**** PROVIDED DATA ****
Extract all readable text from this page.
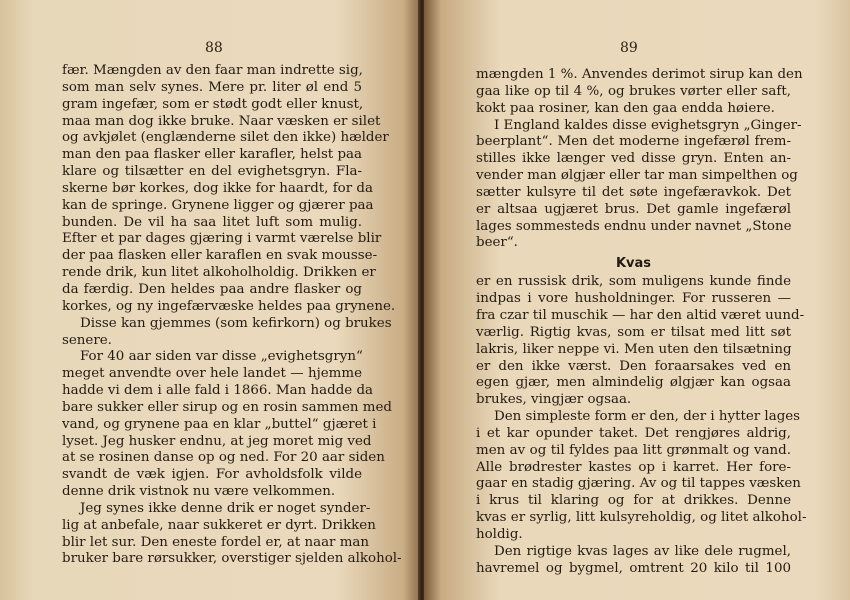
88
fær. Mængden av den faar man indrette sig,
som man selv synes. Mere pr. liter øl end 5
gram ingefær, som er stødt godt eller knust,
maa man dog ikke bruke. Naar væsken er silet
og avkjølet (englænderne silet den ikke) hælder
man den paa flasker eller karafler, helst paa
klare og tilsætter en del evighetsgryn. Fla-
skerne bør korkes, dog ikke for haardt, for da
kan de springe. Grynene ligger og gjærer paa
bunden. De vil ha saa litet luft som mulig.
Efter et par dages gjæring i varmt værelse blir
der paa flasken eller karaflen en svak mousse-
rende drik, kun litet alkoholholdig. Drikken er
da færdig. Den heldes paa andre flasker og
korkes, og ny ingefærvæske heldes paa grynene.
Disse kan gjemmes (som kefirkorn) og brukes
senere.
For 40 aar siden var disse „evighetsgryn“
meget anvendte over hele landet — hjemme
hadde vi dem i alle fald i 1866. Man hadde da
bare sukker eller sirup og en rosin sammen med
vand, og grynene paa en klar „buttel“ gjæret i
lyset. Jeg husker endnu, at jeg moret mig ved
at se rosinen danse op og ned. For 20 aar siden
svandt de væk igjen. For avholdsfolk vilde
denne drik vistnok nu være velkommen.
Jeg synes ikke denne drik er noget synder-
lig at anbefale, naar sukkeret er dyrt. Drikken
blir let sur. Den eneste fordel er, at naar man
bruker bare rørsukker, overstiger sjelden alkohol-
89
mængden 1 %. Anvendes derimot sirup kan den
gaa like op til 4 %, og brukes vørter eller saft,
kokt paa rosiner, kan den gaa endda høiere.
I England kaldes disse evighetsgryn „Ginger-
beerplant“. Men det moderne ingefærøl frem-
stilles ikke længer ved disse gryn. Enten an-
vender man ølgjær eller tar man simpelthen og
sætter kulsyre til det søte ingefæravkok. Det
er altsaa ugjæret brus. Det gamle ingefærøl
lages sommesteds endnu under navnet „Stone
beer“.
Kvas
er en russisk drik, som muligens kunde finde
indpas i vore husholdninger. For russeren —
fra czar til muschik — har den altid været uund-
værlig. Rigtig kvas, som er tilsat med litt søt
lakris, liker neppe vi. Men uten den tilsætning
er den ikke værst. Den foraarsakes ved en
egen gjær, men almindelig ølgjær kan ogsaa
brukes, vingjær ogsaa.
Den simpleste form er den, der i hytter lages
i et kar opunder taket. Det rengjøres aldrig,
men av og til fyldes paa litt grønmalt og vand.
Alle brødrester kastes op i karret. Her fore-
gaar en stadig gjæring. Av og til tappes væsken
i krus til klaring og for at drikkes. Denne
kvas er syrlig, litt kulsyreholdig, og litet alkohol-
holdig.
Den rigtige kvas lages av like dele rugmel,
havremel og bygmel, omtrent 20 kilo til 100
****
### DESCRIPTION OF THE TASK
Scan the material above. Extract every line in which the word "blir" occurs.

### ANSWER TO THE TASK
Efter et par dages gjæring i varmt værelse blir
blir let sur. Den eneste fordel er, at naar man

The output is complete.